[Records from a data collection]

▼

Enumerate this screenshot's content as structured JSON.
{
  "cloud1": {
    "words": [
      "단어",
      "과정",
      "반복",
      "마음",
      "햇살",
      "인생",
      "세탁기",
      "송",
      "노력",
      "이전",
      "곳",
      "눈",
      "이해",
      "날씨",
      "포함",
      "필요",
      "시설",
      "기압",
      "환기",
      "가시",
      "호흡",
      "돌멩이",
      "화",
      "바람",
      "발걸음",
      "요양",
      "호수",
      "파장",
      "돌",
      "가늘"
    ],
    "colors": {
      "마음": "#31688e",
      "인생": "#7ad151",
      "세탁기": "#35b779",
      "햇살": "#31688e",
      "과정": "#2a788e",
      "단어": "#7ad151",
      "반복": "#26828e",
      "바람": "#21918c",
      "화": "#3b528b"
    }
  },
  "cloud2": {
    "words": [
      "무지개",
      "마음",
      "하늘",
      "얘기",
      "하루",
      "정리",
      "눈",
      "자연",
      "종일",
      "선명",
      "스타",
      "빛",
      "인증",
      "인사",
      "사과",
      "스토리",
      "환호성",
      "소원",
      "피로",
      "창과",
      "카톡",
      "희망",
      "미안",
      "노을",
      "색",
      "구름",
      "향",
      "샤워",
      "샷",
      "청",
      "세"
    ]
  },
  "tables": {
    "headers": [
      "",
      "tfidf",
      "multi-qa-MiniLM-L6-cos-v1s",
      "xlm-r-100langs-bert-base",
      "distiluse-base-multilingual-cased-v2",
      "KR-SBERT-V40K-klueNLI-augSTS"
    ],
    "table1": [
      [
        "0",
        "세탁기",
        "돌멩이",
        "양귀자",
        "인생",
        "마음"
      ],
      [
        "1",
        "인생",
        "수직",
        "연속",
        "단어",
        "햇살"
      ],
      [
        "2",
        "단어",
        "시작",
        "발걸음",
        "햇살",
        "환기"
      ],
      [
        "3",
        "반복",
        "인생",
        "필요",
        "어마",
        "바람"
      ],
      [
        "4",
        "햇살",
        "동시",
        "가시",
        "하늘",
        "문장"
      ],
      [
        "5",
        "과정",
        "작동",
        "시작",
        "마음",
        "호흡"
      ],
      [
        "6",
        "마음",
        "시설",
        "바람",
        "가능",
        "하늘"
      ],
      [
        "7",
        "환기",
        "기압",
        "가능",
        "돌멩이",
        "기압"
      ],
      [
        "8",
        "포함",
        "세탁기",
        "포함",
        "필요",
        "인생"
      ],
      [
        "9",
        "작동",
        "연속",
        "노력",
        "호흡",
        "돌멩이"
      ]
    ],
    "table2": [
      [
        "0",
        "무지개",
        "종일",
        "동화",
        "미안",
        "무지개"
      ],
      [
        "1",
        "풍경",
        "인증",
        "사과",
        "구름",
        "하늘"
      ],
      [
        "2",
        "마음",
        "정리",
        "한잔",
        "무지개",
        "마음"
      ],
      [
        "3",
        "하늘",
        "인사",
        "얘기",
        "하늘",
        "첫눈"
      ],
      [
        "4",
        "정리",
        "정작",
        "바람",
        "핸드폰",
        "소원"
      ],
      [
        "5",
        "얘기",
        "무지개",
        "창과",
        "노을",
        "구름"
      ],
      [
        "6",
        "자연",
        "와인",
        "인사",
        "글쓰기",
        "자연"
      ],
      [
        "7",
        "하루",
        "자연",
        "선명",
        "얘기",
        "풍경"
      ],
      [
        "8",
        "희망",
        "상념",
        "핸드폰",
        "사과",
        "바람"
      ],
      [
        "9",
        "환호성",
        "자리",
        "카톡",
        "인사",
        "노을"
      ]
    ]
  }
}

▲

▶ What you will do: Which lines hold the word "base"? Copy every one of them.

▶ The completed task:
      "xlm-r-100langs-bert-base",
      "distiluse-base-multilingual-cased-v2",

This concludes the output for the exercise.